* Begin *

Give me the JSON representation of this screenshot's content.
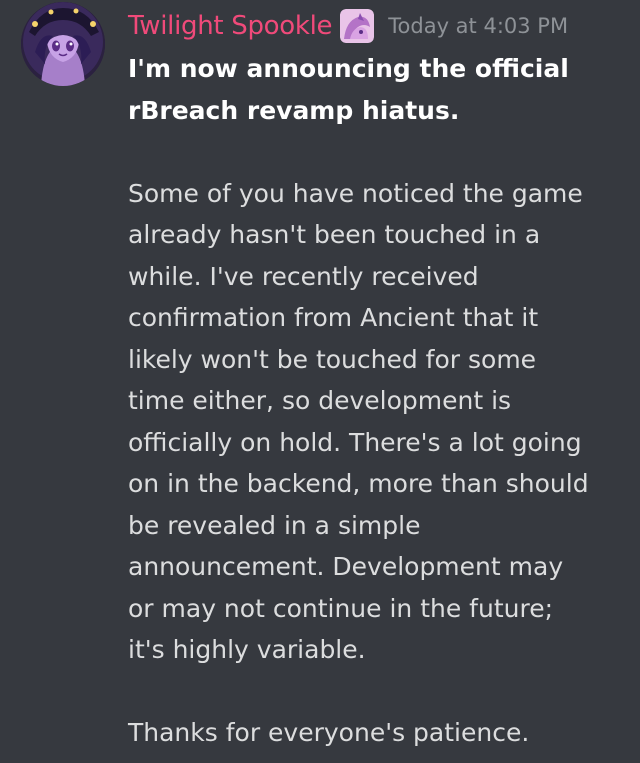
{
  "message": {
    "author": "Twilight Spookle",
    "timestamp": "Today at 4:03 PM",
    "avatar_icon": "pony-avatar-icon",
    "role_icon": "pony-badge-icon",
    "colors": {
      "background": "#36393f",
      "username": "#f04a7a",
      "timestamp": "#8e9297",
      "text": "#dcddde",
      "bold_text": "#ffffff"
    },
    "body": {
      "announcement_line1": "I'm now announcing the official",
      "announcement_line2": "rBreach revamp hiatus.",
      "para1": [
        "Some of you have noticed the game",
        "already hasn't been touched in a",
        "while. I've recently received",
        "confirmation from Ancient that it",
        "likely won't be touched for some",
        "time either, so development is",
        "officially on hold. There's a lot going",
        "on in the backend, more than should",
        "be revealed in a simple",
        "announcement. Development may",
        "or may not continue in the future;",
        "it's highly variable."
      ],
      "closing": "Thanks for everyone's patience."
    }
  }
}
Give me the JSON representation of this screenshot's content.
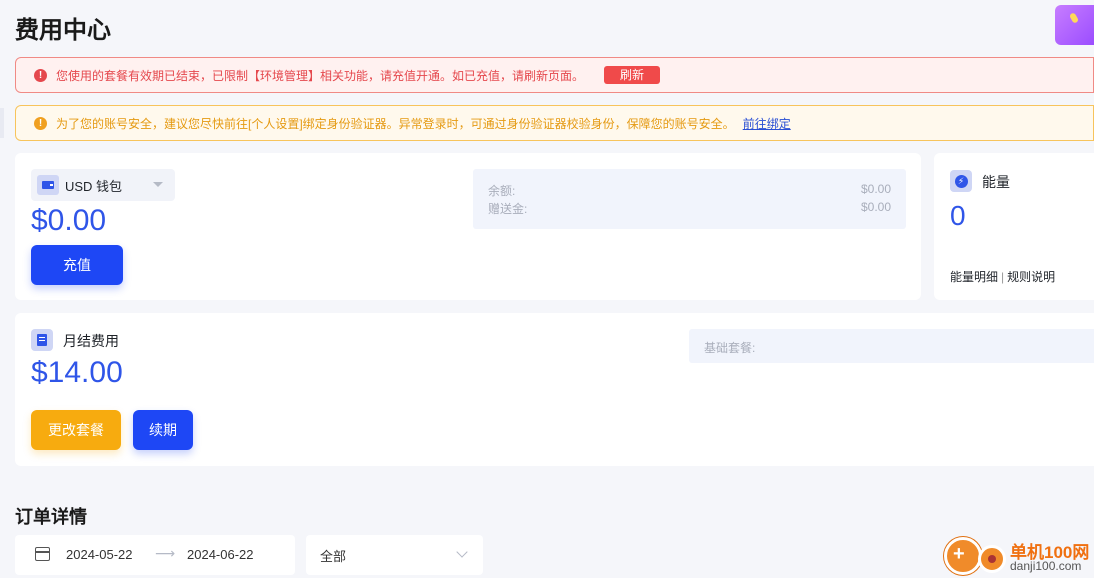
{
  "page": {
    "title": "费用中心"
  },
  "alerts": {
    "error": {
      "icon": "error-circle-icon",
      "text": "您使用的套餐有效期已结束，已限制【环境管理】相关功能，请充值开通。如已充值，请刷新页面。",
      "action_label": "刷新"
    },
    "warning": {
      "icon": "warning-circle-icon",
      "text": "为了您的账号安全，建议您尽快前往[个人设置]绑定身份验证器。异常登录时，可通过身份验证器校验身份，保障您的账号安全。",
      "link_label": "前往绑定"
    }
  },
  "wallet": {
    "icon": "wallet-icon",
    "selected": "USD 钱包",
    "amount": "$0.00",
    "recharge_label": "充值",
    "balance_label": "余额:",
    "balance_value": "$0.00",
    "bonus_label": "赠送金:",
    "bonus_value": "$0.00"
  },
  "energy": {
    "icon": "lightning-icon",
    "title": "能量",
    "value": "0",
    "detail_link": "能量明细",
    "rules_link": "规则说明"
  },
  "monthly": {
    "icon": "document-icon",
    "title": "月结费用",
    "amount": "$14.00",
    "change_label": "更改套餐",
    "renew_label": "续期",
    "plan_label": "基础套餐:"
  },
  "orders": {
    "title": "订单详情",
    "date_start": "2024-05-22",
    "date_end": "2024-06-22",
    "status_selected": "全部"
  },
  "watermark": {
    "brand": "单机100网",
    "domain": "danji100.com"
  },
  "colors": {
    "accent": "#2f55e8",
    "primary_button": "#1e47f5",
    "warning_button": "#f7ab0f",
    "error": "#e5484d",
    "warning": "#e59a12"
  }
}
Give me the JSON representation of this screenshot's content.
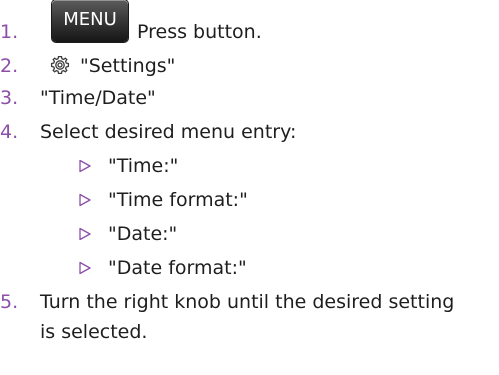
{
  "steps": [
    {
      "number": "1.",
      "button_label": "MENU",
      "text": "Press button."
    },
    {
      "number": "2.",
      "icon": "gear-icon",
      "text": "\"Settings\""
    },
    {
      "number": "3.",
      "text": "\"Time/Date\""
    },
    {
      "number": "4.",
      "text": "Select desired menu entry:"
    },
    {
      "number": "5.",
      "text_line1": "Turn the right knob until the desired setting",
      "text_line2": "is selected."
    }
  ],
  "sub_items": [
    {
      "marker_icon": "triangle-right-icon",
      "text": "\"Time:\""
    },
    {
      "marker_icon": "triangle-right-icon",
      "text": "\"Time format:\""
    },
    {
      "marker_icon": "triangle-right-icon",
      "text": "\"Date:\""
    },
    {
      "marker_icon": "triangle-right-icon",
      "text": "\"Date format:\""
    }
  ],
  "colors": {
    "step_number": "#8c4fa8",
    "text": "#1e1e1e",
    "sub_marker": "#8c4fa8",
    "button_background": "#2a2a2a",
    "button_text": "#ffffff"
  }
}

* End *

• **SET EXERCISE**: Transcribe every entry word for word, but omit the pictures.

• **ANSWER TO THIS TASK**:
Give me the JSON representation of this screenshot's content.
{
  "message": {
    "author": "Twilight Spookle",
    "timestamp": "Today at 4:03 PM",
    "avatar_icon": "pony-avatar-icon",
    "role_icon": "pony-badge-icon",
    "colors": {
      "background": "#36393f",
      "username": "#f04a7a",
      "timestamp": "#8e9297",
      "text": "#dcddde",
      "bold_text": "#ffffff"
    },
    "body": {
      "announcement_line1": "I'm now announcing the official",
      "announcement_line2": "rBreach revamp hiatus.",
      "para1": [
        "Some of you have noticed the game",
        "already hasn't been touched in a",
        "while. I've recently received",
        "confirmation from Ancient that it",
        "likely won't be touched for some",
        "time either, so development is",
        "officially on hold. There's a lot going",
        "on in the backend, more than should",
        "be revealed in a simple",
        "announcement. Development may",
        "or may not continue in the future;",
        "it's highly variable."
      ],
      "closing": "Thanks for everyone's patience."
    }
  }
}
Give me the JSON representation of this screenshot's content.
{
  "page": {
    "title": "费用中心"
  },
  "alerts": {
    "error": {
      "icon": "error-circle-icon",
      "text": "您使用的套餐有效期已结束，已限制【环境管理】相关功能，请充值开通。如已充值，请刷新页面。",
      "action_label": "刷新"
    },
    "warning": {
      "icon": "warning-circle-icon",
      "text": "为了您的账号安全，建议您尽快前往[个人设置]绑定身份验证器。异常登录时，可通过身份验证器校验身份，保障您的账号安全。",
      "link_label": "前往绑定"
    }
  },
  "wallet": {
    "icon": "wallet-icon",
    "selected": "USD 钱包",
    "amount": "$0.00",
    "recharge_label": "充值",
    "balance_label": "余额:",
    "balance_value": "$0.00",
    "bonus_label": "赠送金:",
    "bonus_value": "$0.00"
  },
  "energy": {
    "icon": "lightning-icon",
    "title": "能量",
    "value": "0",
    "detail_link": "能量明细",
    "rules_link": "规则说明"
  },
  "monthly": {
    "icon": "document-icon",
    "title": "月结费用",
    "amount": "$14.00",
    "change_label": "更改套餐",
    "renew_label": "续期",
    "plan_label": "基础套餐:"
  },
  "orders": {
    "title": "订单详情",
    "date_start": "2024-05-22",
    "date_end": "2024-06-22",
    "status_selected": "全部"
  },
  "watermark": {
    "brand": "单机100网",
    "domain": "danji100.com"
  },
  "colors": {
    "accent": "#2f55e8",
    "primary_button": "#1e47f5",
    "warning_button": "#f7ab0f",
    "error": "#e5484d",
    "warning": "#e59a12"
  }
}
Give me the JSON representation of this screenshot's content.
{
  "steps": [
    {
      "number": "1.",
      "button_label": "MENU",
      "text": "Press button."
    },
    {
      "number": "2.",
      "icon": "gear-icon",
      "text": "\"Settings\""
    },
    {
      "number": "3.",
      "text": "\"Time/Date\""
    },
    {
      "number": "4.",
      "text": "Select desired menu entry:"
    },
    {
      "number": "5.",
      "text_line1": "Turn the right knob until the desired setting",
      "text_line2": "is selected."
    }
  ],
  "sub_items": [
    {
      "marker_icon": "triangle-right-icon",
      "text": "\"Time:\""
    },
    {
      "marker_icon": "triangle-right-icon",
      "text": "\"Time format:\""
    },
    {
      "marker_icon": "triangle-right-icon",
      "text": "\"Date:\""
    },
    {
      "marker_icon": "triangle-right-icon",
      "text": "\"Date format:\""
    }
  ],
  "colors": {
    "step_number": "#8c4fa8",
    "text": "#1e1e1e",
    "sub_marker": "#8c4fa8",
    "button_background": "#2a2a2a",
    "button_text": "#ffffff"
  }
}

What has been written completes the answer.